■ DIRECTION
Each entry must appear again exactly as it does in the source.

Collection entries
· · ·

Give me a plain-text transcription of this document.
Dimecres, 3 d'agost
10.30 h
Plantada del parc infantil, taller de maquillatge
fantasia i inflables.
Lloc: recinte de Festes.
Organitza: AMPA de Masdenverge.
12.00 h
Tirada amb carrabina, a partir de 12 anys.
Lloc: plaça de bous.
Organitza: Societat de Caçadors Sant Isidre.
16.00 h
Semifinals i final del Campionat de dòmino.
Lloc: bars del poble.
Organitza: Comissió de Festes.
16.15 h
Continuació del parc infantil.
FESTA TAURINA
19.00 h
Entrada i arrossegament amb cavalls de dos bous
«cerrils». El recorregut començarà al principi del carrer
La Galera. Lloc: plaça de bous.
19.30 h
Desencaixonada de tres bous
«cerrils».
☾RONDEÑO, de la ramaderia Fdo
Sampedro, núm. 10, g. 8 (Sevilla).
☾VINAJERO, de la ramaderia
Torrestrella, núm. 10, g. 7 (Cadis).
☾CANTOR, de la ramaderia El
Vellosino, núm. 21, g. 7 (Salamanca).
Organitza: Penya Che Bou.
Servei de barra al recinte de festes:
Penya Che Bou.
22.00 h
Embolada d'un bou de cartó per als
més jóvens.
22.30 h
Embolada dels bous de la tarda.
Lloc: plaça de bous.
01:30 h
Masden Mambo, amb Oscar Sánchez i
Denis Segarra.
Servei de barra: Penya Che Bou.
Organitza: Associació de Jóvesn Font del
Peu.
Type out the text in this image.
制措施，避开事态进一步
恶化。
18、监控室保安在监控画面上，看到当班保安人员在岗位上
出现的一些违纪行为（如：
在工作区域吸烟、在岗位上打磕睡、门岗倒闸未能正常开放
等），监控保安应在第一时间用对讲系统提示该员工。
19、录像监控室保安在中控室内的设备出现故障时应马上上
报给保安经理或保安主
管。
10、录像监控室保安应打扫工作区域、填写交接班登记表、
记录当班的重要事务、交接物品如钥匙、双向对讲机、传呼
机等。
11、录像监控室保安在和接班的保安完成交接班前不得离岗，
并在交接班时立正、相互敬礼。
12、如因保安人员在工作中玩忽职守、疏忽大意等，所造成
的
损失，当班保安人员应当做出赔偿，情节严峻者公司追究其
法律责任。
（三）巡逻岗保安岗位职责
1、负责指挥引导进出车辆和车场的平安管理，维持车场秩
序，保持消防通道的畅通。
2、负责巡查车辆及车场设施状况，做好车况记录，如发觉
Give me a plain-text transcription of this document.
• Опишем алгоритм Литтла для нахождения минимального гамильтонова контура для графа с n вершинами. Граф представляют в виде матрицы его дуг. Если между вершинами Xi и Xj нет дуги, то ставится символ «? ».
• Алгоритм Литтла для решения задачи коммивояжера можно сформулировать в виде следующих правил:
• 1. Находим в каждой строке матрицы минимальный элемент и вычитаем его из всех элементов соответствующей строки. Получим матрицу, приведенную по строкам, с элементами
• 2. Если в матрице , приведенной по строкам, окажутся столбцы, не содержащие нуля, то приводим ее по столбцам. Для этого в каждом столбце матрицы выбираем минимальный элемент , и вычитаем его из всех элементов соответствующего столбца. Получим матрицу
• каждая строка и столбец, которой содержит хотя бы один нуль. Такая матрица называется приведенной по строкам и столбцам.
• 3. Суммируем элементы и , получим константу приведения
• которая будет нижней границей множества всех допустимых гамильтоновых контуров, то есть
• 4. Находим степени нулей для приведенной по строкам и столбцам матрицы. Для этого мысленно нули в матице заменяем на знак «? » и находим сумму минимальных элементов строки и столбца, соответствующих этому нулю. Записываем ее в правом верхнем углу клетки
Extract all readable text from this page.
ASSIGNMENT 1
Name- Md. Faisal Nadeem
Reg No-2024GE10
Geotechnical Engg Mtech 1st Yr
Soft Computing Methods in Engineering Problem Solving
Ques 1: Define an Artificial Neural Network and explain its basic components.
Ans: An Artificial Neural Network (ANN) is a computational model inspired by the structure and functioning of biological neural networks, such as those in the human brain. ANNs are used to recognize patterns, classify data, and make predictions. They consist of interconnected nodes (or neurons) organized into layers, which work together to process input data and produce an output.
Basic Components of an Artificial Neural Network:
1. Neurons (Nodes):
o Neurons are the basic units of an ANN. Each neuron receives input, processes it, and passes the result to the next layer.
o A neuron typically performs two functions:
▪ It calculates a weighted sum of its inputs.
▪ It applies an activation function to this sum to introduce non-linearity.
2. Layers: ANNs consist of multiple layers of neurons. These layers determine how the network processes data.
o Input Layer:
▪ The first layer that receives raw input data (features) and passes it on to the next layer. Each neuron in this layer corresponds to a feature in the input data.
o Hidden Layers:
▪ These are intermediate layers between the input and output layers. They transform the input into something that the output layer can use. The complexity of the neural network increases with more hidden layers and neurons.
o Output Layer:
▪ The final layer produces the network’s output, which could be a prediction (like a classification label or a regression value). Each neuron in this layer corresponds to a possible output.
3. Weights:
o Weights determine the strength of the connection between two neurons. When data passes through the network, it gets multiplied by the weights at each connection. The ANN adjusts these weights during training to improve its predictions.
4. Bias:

· · ·

■ RESPONSE
Give me a plain-text transcription of this document.
Dimecres, 3 d'agost
10.30 h
Plantada del parc infantil, taller de maquillatge
fantasia i inflables.
Lloc: recinte de Festes.
Organitza: AMPA de Masdenverge.
12.00 h
Tirada amb carrabina, a partir de 12 anys.
Lloc: plaça de bous.
Organitza: Societat de Caçadors Sant Isidre.
16.00 h
Semifinals i final del Campionat de dòmino.
Lloc: bars del poble.
Organitza: Comissió de Festes.
16.15 h
Continuació del parc infantil.
FESTA TAURINA
19.00 h
Entrada i arrossegament amb cavalls de dos bous
«cerrils». El recorregut començarà al principi del carrer
La Galera. Lloc: plaça de bous.
19.30 h
Desencaixonada de tres bous
«cerrils».
☾RONDEÑO, de la ramaderia Fdo
Sampedro, núm. 10, g. 8 (Sevilla).
☾VINAJERO, de la ramaderia
Torrestrella, núm. 10, g. 7 (Cadis).
☾CANTOR, de la ramaderia El
Vellosino, núm. 21, g. 7 (Salamanca).
Organitza: Penya Che Bou.
Servei de barra al recinte de festes:
Penya Che Bou.
22.00 h
Embolada d'un bou de cartó per als
més jóvens.
22.30 h
Embolada dels bous de la tarda.
Lloc: plaça de bous.
01:30 h
Masden Mambo, amb Oscar Sánchez i
Denis Segarra.
Servei de barra: Penya Che Bou.
Organitza: Associació de Jóvesn Font del
Peu.
Type out the text in this image.
制措施，避开事态进一步
恶化。
18、监控室保安在监控画面上，看到当班保安人员在岗位上
出现的一些违纪行为（如：
在工作区域吸烟、在岗位上打磕睡、门岗倒闸未能正常开放
等），监控保安应在第一时间用对讲系统提示该员工。
19、录像监控室保安在中控室内的设备出现故障时应马上上
报给保安经理或保安主
管。
10、录像监控室保安应打扫工作区域、填写交接班登记表、
记录当班的重要事务、交接物品如钥匙、双向对讲机、传呼
机等。
11、录像监控室保安在和接班的保安完成交接班前不得离岗，
并在交接班时立正、相互敬礼。
12、如因保安人员在工作中玩忽职守、疏忽大意等，所造成
的
损失，当班保安人员应当做出赔偿，情节严峻者公司追究其
法律责任。
（三）巡逻岗保安岗位职责
1、负责指挥引导进出车辆和车场的平安管理，维持车场秩
序，保持消防通道的畅通。
2、负责巡查车辆及车场设施状况，做好车况记录，如发觉
Give me a plain-text transcription of this document.
• Опишем алгоритм Литтла для нахождения минимального гамильтонова контура для графа с n вершинами. Граф представляют в виде матрицы его дуг. Если между вершинами Xi и Xj нет дуги, то ставится символ «? ».
• Алгоритм Литтла для решения задачи коммивояжера можно сформулировать в виде следующих правил:
• 1. Находим в каждой строке матрицы минимальный элемент и вычитаем его из всех элементов соответствующей строки. Получим матрицу, приведенную по строкам, с элементами
• 2. Если в матрице , приведенной по строкам, окажутся столбцы, не содержащие нуля, то приводим ее по столбцам. Для этого в каждом столбце матрицы выбираем минимальный элемент , и вычитаем его из всех элементов соответствующего столбца. Получим матрицу
• каждая строка и столбец, которой содержит хотя бы один нуль. Такая матрица называется приведенной по строкам и столбцам.
• 3. Суммируем элементы и , получим константу приведения
• которая будет нижней границей множества всех допустимых гамильтоновых контуров, то есть
• 4. Находим степени нулей для приведенной по строкам и столбцам матрицы. Для этого мысленно нули в матице заменяем на знак «? » и находим сумму минимальных элементов строки и столбца, соответствующих этому нулю. Записываем ее в правом верхнем углу клетки
Extract all readable text from this page.
ASSIGNMENT 1
Name- Md. Faisal Nadeem
Reg No-2024GE10
Geotechnical Engg Mtech 1st Yr
Soft Computing Methods in Engineering Problem Solving
Ques 1: Define an Artificial Neural Network and explain its basic components.
Ans: An Artificial Neural Network (ANN) is a computational model inspired by the structure and functioning of biological neural networks, such as those in the human brain. ANNs are used to recognize patterns, classify data, and make predictions. They consist of interconnected nodes (or neurons) organized into layers, which work together to process input data and produce an output.
Basic Components of an Artificial Neural Network:
1. Neurons (Nodes):
o Neurons are the basic units of an ANN. Each neuron receives input, processes it, and passes the result to the next layer.
o A neuron typically performs two functions:
▪ It calculates a weighted sum of its inputs.
▪ It applies an activation function to this sum to introduce non-linearity.
2. Layers: ANNs consist of multiple layers of neurons. These layers determine how the network processes data.
o Input Layer:
▪ The first layer that receives raw input data (features) and passes it on to the next layer. Each neuron in this layer corresponds to a feature in the input data.
o Hidden Layers:
▪ These are intermediate layers between the input and output layers. They transform the input into something that the output layer can use. The complexity of the neural network increases with more hidden layers and neurons.
o Output Layer:
▪ The final layer produces the network’s output, which could be a prediction (like a classification label or a regression value). Each neuron in this layer corresponds to a possible output.
3. Weights:
o Weights determine the strength of the connection between two neurons. When data passes through the network, it gets multiplied by the weights at each connection. The ANN adjusts these weights during training to improve its predictions.
4. Bias:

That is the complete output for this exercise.